Saved entries:
■ ■ ■

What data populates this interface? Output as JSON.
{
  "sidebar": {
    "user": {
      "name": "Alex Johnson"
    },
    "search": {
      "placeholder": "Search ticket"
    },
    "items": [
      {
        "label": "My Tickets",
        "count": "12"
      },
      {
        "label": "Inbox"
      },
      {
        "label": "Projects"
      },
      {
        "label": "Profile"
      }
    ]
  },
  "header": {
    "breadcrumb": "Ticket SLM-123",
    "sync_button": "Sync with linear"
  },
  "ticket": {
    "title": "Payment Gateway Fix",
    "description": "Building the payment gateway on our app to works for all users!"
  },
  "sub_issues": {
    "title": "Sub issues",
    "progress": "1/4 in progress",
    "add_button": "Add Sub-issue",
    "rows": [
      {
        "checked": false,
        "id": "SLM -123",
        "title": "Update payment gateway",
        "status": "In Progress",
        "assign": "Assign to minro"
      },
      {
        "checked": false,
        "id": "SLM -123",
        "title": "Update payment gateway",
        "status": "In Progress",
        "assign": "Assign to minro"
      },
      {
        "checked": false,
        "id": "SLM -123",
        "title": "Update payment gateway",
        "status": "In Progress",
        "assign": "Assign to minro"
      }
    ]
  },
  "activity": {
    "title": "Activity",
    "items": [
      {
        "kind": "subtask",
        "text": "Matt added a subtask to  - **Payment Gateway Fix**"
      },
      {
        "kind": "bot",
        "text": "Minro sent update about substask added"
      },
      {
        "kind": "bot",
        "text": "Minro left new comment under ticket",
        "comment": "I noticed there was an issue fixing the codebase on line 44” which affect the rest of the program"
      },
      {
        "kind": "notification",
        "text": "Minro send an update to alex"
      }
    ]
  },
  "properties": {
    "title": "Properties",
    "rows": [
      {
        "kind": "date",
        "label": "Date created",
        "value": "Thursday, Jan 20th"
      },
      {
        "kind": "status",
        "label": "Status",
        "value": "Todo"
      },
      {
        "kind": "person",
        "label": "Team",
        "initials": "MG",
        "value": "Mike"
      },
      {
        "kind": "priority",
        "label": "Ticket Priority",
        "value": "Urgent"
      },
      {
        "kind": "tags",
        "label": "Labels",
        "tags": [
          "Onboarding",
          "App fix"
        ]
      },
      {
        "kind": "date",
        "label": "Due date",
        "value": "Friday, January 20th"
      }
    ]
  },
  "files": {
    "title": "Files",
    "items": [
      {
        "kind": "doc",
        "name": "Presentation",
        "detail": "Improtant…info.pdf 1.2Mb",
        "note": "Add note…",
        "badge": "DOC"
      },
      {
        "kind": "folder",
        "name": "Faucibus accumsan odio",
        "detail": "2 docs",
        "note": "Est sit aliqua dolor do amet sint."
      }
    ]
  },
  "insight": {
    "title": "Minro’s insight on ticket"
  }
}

■ ■ ■

--- REQUIREMENT ---
Which lines above hold the word "kind"? Copy each of them.

--- COMPLETED TASK ---
        "kind": "subtask",
        "kind": "bot",
        "kind": "bot",
        "kind": "notification",
        "kind": "date",
        "kind": "status",
        "kind": "person",
        "kind": "priority",
        "kind": "tags",
        "kind": "date",
        "kind": "doc",
        "kind": "folder",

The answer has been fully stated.